→ Task to carry out
Output the material exactly, but drop every image it holds.

→ Material
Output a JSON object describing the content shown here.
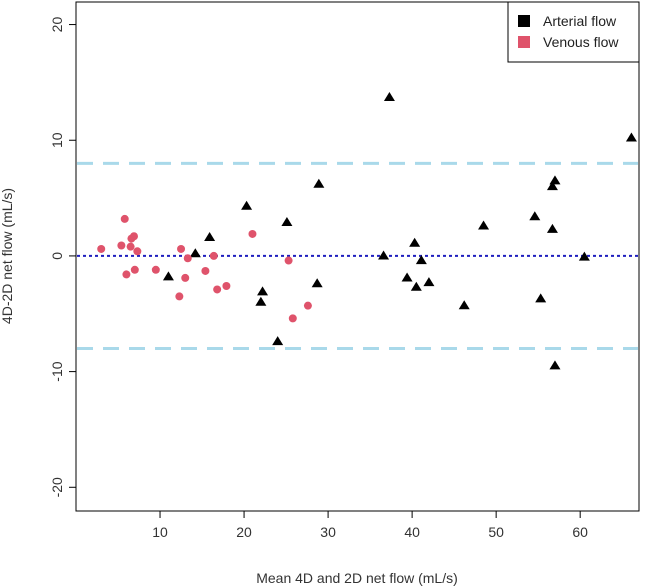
{
  "chart_data": {
    "type": "scatter",
    "title": "",
    "xlabel": "Mean 4D and 2D net flow (mL/s)",
    "ylabel": "4D-2D net flow (mL/s)",
    "xlim": [
      0,
      67
    ],
    "ylim": [
      -20,
      20
    ],
    "xticks": [
      10,
      20,
      30,
      40,
      50,
      60
    ],
    "yticks": [
      -20,
      -10,
      0,
      10,
      20
    ],
    "grid": false,
    "legend_position": "top-right",
    "reference_lines": [
      {
        "y": 0,
        "style": "dotted",
        "color": "#1f1fbf"
      },
      {
        "y": 8.0,
        "style": "dashed",
        "color": "#a9d9ea"
      },
      {
        "y": -8.0,
        "style": "dashed",
        "color": "#a9d9ea"
      }
    ],
    "series": [
      {
        "name": "Arterial flow",
        "marker": "triangle",
        "color": "#000000",
        "points": [
          [
            11.0,
            -1.8
          ],
          [
            14.2,
            0.2
          ],
          [
            15.9,
            1.6
          ],
          [
            20.3,
            4.3
          ],
          [
            22.0,
            -4.0
          ],
          [
            22.2,
            -3.1
          ],
          [
            24.0,
            -7.4
          ],
          [
            25.1,
            2.9
          ],
          [
            28.7,
            -2.4
          ],
          [
            28.9,
            6.2
          ],
          [
            36.6,
            0.0
          ],
          [
            37.3,
            13.7
          ],
          [
            39.4,
            -1.9
          ],
          [
            40.3,
            1.1
          ],
          [
            40.5,
            -2.7
          ],
          [
            41.1,
            -0.4
          ],
          [
            42.0,
            -2.3
          ],
          [
            46.2,
            -4.3
          ],
          [
            48.5,
            2.6
          ],
          [
            54.6,
            3.4
          ],
          [
            55.3,
            -3.7
          ],
          [
            56.7,
            6.0
          ],
          [
            56.7,
            2.3
          ],
          [
            57.0,
            6.5
          ],
          [
            57.0,
            -9.5
          ],
          [
            60.5,
            -0.1
          ],
          [
            66.1,
            10.2
          ]
        ]
      },
      {
        "name": "Venous flow",
        "marker": "circle",
        "color": "#df536b",
        "points": [
          [
            3.0,
            0.6
          ],
          [
            5.4,
            0.9
          ],
          [
            5.8,
            3.2
          ],
          [
            6.0,
            -1.6
          ],
          [
            6.5,
            0.8
          ],
          [
            6.6,
            1.5
          ],
          [
            6.9,
            1.7
          ],
          [
            7.0,
            -1.2
          ],
          [
            7.3,
            0.4
          ],
          [
            9.5,
            -1.2
          ],
          [
            12.3,
            -3.5
          ],
          [
            12.5,
            0.6
          ],
          [
            13.0,
            -1.9
          ],
          [
            13.3,
            -0.2
          ],
          [
            15.4,
            -1.3
          ],
          [
            16.4,
            0.0
          ],
          [
            16.8,
            -2.9
          ],
          [
            17.9,
            -2.6
          ],
          [
            21.0,
            1.9
          ],
          [
            25.3,
            -0.4
          ],
          [
            25.8,
            -5.4
          ],
          [
            27.6,
            -4.3
          ]
        ]
      }
    ]
  }
}
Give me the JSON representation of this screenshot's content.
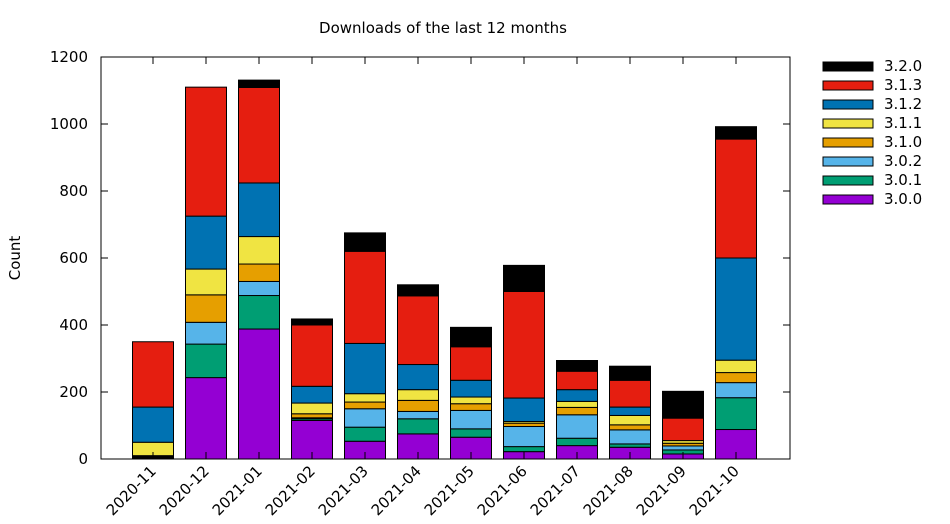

→ Solution to this exercise
Output a JSON object describing the content shown here.
{
  "chart_data": {
    "type": "scatter",
    "title": "",
    "xlabel": "Mean 4D and 2D net flow (mL/s)",
    "ylabel": "4D-2D net flow (mL/s)",
    "xlim": [
      0,
      67
    ],
    "ylim": [
      -20,
      20
    ],
    "xticks": [
      10,
      20,
      30,
      40,
      50,
      60
    ],
    "yticks": [
      -20,
      -10,
      0,
      10,
      20
    ],
    "grid": false,
    "legend_position": "top-right",
    "reference_lines": [
      {
        "y": 0,
        "style": "dotted",
        "color": "#1f1fbf"
      },
      {
        "y": 8.0,
        "style": "dashed",
        "color": "#a9d9ea"
      },
      {
        "y": -8.0,
        "style": "dashed",
        "color": "#a9d9ea"
      }
    ],
    "series": [
      {
        "name": "Arterial flow",
        "marker": "triangle",
        "color": "#000000",
        "points": [
          [
            11.0,
            -1.8
          ],
          [
            14.2,
            0.2
          ],
          [
            15.9,
            1.6
          ],
          [
            20.3,
            4.3
          ],
          [
            22.0,
            -4.0
          ],
          [
            22.2,
            -3.1
          ],
          [
            24.0,
            -7.4
          ],
          [
            25.1,
            2.9
          ],
          [
            28.7,
            -2.4
          ],
          [
            28.9,
            6.2
          ],
          [
            36.6,
            0.0
          ],
          [
            37.3,
            13.7
          ],
          [
            39.4,
            -1.9
          ],
          [
            40.3,
            1.1
          ],
          [
            40.5,
            -2.7
          ],
          [
            41.1,
            -0.4
          ],
          [
            42.0,
            -2.3
          ],
          [
            46.2,
            -4.3
          ],
          [
            48.5,
            2.6
          ],
          [
            54.6,
            3.4
          ],
          [
            55.3,
            -3.7
          ],
          [
            56.7,
            6.0
          ],
          [
            56.7,
            2.3
          ],
          [
            57.0,
            6.5
          ],
          [
            57.0,
            -9.5
          ],
          [
            60.5,
            -0.1
          ],
          [
            66.1,
            10.2
          ]
        ]
      },
      {
        "name": "Venous flow",
        "marker": "circle",
        "color": "#df536b",
        "points": [
          [
            3.0,
            0.6
          ],
          [
            5.4,
            0.9
          ],
          [
            5.8,
            3.2
          ],
          [
            6.0,
            -1.6
          ],
          [
            6.5,
            0.8
          ],
          [
            6.6,
            1.5
          ],
          [
            6.9,
            1.7
          ],
          [
            7.0,
            -1.2
          ],
          [
            7.3,
            0.4
          ],
          [
            9.5,
            -1.2
          ],
          [
            12.3,
            -3.5
          ],
          [
            12.5,
            0.6
          ],
          [
            13.0,
            -1.9
          ],
          [
            13.3,
            -0.2
          ],
          [
            15.4,
            -1.3
          ],
          [
            16.4,
            0.0
          ],
          [
            16.8,
            -2.9
          ],
          [
            17.9,
            -2.6
          ],
          [
            21.0,
            1.9
          ],
          [
            25.3,
            -0.4
          ],
          [
            25.8,
            -5.4
          ],
          [
            27.6,
            -4.3
          ]
        ]
      }
    ]
  }
}
Give me the JSON representation of this screenshot's content.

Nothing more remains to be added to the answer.